- _SET EXERCISE_:
Lines containing the word "init" should be extracted in full.

** Start DATA FOR THIS EXERCISE **

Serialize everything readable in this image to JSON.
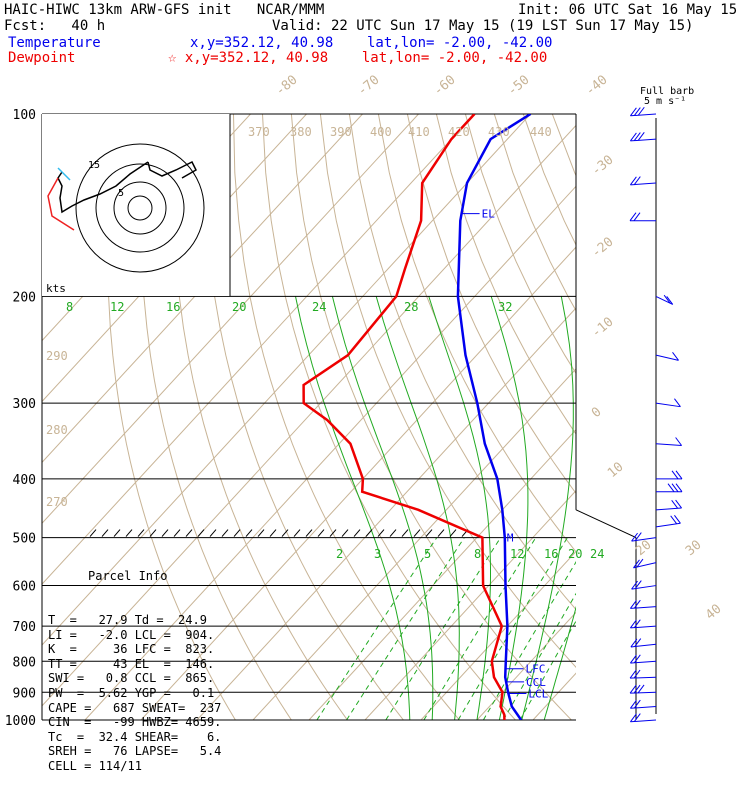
{
  "header": {
    "model": "HAIC-HIWC 13km ARW-GFS init   NCAR/MMM",
    "init": "Init: 06 UTC Sat 16 May 15",
    "fcst": "Fcst:   40 h",
    "valid": "Valid: 22 UTC Sun 17 May 15 (19 LST Sun 17 May 15)",
    "temp_label": "Temperature",
    "temp_loc": "x,y=352.12, 40.98    lat,lon= -2.00, -42.00",
    "dew_label": "Dewpoint",
    "dew_loc": "☆ x,y=352.12, 40.98    lat,lon= -2.00, -42.00",
    "barb_key_1": "Full barb",
    "barb_key_2": "5 m s⁻¹"
  },
  "colors": {
    "temperature": "#0000ee",
    "dewpoint": "#ee0000",
    "adiabat": "#c8b496",
    "mixing_ratio": "#22aa22",
    "isobar": "#000000"
  },
  "parcel_info": {
    "title": "Parcel Info",
    "rows": [
      "T  =   27.9 Td =  24.9",
      "LI =   -2.0 LCL =  904.",
      "K  =     36 LFC =  823.",
      "TT =     43 EL  =  146.",
      "SWI =   0.8 CCL =  865.",
      "PW  =  5.62 YGP =   0.1",
      "CAPE =   687 SWEAT=  237",
      "CIN  =   -99 HWBZ= 4659.",
      "Tc  =  32.4 SHEAR=    6.",
      "SREH =   76 LAPSE=   5.4",
      "CELL = 114/11"
    ]
  },
  "hodograph": {
    "units": "kts",
    "ring_labels": [
      "5",
      "15"
    ]
  },
  "chart_data": {
    "type": "line",
    "title": "",
    "ylabel": "",
    "y_scale": "log-pressure",
    "ylim": [
      1000,
      100
    ],
    "pressure_ticks": [
      "100",
      "200",
      "300",
      "400",
      "500",
      "600",
      "700",
      "800",
      "900",
      "1000"
    ],
    "isotherm_labels": [
      "-80",
      "-70",
      "-60",
      "-50",
      "-40",
      "-30",
      "-20",
      "-10",
      "0",
      "10",
      "20",
      "30",
      "40"
    ],
    "theta_labels": [
      "370",
      "380",
      "390",
      "400",
      "410",
      "420",
      "430",
      "440",
      "290",
      "280",
      "270"
    ],
    "mixing_ratio_labels_upper": [
      "8",
      "12",
      "16",
      "20",
      "24",
      "28",
      "32"
    ],
    "mixing_ratio_labels_lower": [
      "2",
      "3",
      "5",
      "8",
      "12",
      "16",
      "20",
      "24"
    ],
    "levels": [
      {
        "name": "LCL",
        "p": 904
      },
      {
        "name": "CCL",
        "p": 865
      },
      {
        "name": "LFC",
        "p": 823
      },
      {
        "name": "EL",
        "p": 146
      },
      {
        "name": "M",
        "p": 500
      }
    ],
    "series": [
      {
        "name": "Temperature",
        "points": [
          [
            1000,
            27.9
          ],
          [
            950,
            24
          ],
          [
            900,
            21
          ],
          [
            850,
            18
          ],
          [
            800,
            15.5
          ],
          [
            700,
            10
          ],
          [
            600,
            3
          ],
          [
            500,
            -5
          ],
          [
            450,
            -10
          ],
          [
            400,
            -16
          ],
          [
            350,
            -24
          ],
          [
            300,
            -32
          ],
          [
            250,
            -42
          ],
          [
            200,
            -53
          ],
          [
            150,
            -65
          ],
          [
            130,
            -70
          ],
          [
            110,
            -73
          ],
          [
            100,
            -70
          ]
        ]
      },
      {
        "name": "Dewpoint",
        "points": [
          [
            1000,
            24.9
          ],
          [
            980,
            24
          ],
          [
            950,
            22
          ],
          [
            900,
            20
          ],
          [
            850,
            16
          ],
          [
            800,
            13
          ],
          [
            700,
            9
          ],
          [
            600,
            -1
          ],
          [
            500,
            -9
          ],
          [
            450,
            -25
          ],
          [
            420,
            -38
          ],
          [
            400,
            -40
          ],
          [
            350,
            -48
          ],
          [
            320,
            -56
          ],
          [
            300,
            -63
          ],
          [
            280,
            -66
          ],
          [
            250,
            -63
          ],
          [
            200,
            -64
          ],
          [
            180,
            -67
          ],
          [
            150,
            -72
          ],
          [
            130,
            -78
          ],
          [
            110,
            -80
          ],
          [
            100,
            -80
          ]
        ]
      }
    ],
    "wind_profile": [
      [
        1000,
        10,
        80
      ],
      [
        950,
        12,
        80
      ],
      [
        900,
        14,
        85
      ],
      [
        850,
        12,
        85
      ],
      [
        800,
        10,
        80
      ],
      [
        750,
        8,
        75
      ],
      [
        700,
        8,
        80
      ],
      [
        650,
        9,
        80
      ],
      [
        600,
        9,
        70
      ],
      [
        550,
        8,
        60
      ],
      [
        500,
        8,
        70
      ],
      [
        480,
        10,
        250
      ],
      [
        450,
        12,
        260
      ],
      [
        420,
        14,
        270
      ],
      [
        400,
        10,
        270
      ],
      [
        350,
        6,
        280
      ],
      [
        300,
        5,
        290
      ],
      [
        250,
        6,
        300
      ],
      [
        200,
        8,
        320
      ],
      [
        150,
        10,
        90
      ],
      [
        130,
        12,
        80
      ],
      [
        110,
        14,
        80
      ],
      [
        100,
        14,
        80
      ]
    ]
  }
}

** End DATA FOR THIS EXERCISE **

- _ANSWER TO THE PROBLEM_:
    "model": "HAIC-HIWC 13km ARW-GFS init   NCAR/MMM",
    "init": "Init: 06 UTC Sat 16 May 15",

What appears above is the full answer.